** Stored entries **

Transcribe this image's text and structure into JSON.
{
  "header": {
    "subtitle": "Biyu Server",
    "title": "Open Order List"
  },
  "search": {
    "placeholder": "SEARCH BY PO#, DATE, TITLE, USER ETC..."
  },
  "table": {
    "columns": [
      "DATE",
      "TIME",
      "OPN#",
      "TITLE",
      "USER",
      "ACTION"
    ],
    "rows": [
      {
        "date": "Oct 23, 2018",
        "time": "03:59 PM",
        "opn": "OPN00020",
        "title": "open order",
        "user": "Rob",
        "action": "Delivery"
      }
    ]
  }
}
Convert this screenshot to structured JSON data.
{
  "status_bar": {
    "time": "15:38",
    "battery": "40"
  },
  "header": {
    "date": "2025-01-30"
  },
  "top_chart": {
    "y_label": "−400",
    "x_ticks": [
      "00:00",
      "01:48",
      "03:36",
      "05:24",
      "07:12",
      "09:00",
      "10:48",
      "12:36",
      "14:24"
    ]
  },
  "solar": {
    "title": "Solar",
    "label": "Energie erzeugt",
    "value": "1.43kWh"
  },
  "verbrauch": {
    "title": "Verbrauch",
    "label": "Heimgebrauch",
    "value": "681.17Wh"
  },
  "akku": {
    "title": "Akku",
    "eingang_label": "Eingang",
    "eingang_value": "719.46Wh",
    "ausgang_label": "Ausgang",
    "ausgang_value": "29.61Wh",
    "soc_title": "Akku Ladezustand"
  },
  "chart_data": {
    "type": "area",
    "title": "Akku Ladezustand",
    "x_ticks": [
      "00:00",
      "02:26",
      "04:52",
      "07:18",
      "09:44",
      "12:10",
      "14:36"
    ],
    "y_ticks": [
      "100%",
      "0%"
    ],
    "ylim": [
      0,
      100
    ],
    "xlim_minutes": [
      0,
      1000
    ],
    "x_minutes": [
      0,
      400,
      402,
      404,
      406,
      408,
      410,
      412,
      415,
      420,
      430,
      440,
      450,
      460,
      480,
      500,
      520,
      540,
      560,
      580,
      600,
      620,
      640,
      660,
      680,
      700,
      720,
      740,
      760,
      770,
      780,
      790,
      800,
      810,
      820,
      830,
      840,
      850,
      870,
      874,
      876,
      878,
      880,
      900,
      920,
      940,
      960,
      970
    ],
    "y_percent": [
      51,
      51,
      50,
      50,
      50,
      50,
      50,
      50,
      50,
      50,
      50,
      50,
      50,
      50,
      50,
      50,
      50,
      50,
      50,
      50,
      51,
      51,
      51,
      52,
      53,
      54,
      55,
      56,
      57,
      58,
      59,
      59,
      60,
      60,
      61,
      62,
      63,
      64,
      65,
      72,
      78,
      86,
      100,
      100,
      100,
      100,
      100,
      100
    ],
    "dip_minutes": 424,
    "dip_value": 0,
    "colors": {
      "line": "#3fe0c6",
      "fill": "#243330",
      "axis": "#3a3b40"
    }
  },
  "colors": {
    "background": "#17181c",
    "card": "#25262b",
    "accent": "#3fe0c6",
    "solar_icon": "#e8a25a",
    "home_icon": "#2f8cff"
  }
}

** TASK STATEMENT **
Please restate the whole listing word for word.

** RESPONSE **
Transcribe this image's text and structure into JSON.
{
  "header": {
    "subtitle": "Biyu Server",
    "title": "Open Order List"
  },
  "search": {
    "placeholder": "SEARCH BY PO#, DATE, TITLE, USER ETC..."
  },
  "table": {
    "columns": [
      "DATE",
      "TIME",
      "OPN#",
      "TITLE",
      "USER",
      "ACTION"
    ],
    "rows": [
      {
        "date": "Oct 23, 2018",
        "time": "03:59 PM",
        "opn": "OPN00020",
        "title": "open order",
        "user": "Rob",
        "action": "Delivery"
      }
    ]
  }
}
Convert this screenshot to structured JSON data.
{
  "status_bar": {
    "time": "15:38",
    "battery": "40"
  },
  "header": {
    "date": "2025-01-30"
  },
  "top_chart": {
    "y_label": "−400",
    "x_ticks": [
      "00:00",
      "01:48",
      "03:36",
      "05:24",
      "07:12",
      "09:00",
      "10:48",
      "12:36",
      "14:24"
    ]
  },
  "solar": {
    "title": "Solar",
    "label": "Energie erzeugt",
    "value": "1.43kWh"
  },
  "verbrauch": {
    "title": "Verbrauch",
    "label": "Heimgebrauch",
    "value": "681.17Wh"
  },
  "akku": {
    "title": "Akku",
    "eingang_label": "Eingang",
    "eingang_value": "719.46Wh",
    "ausgang_label": "Ausgang",
    "ausgang_value": "29.61Wh",
    "soc_title": "Akku Ladezustand"
  },
  "chart_data": {
    "type": "area",
    "title": "Akku Ladezustand",
    "x_ticks": [
      "00:00",
      "02:26",
      "04:52",
      "07:18",
      "09:44",
      "12:10",
      "14:36"
    ],
    "y_ticks": [
      "100%",
      "0%"
    ],
    "ylim": [
      0,
      100
    ],
    "xlim_minutes": [
      0,
      1000
    ],
    "x_minutes": [
      0,
      400,
      402,
      404,
      406,
      408,
      410,
      412,
      415,
      420,
      430,
      440,
      450,
      460,
      480,
      500,
      520,
      540,
      560,
      580,
      600,
      620,
      640,
      660,
      680,
      700,
      720,
      740,
      760,
      770,
      780,
      790,
      800,
      810,
      820,
      830,
      840,
      850,
      870,
      874,
      876,
      878,
      880,
      900,
      920,
      940,
      960,
      970
    ],
    "y_percent": [
      51,
      51,
      50,
      50,
      50,
      50,
      50,
      50,
      50,
      50,
      50,
      50,
      50,
      50,
      50,
      50,
      50,
      50,
      50,
      50,
      51,
      51,
      51,
      52,
      53,
      54,
      55,
      56,
      57,
      58,
      59,
      59,
      60,
      60,
      61,
      62,
      63,
      64,
      65,
      72,
      78,
      86,
      100,
      100,
      100,
      100,
      100,
      100
    ],
    "dip_minutes": 424,
    "dip_value": 0,
    "colors": {
      "line": "#3fe0c6",
      "fill": "#243330",
      "axis": "#3a3b40"
    }
  },
  "colors": {
    "background": "#17181c",
    "card": "#25262b",
    "accent": "#3fe0c6",
    "solar_icon": "#e8a25a",
    "home_icon": "#2f8cff"
  }
}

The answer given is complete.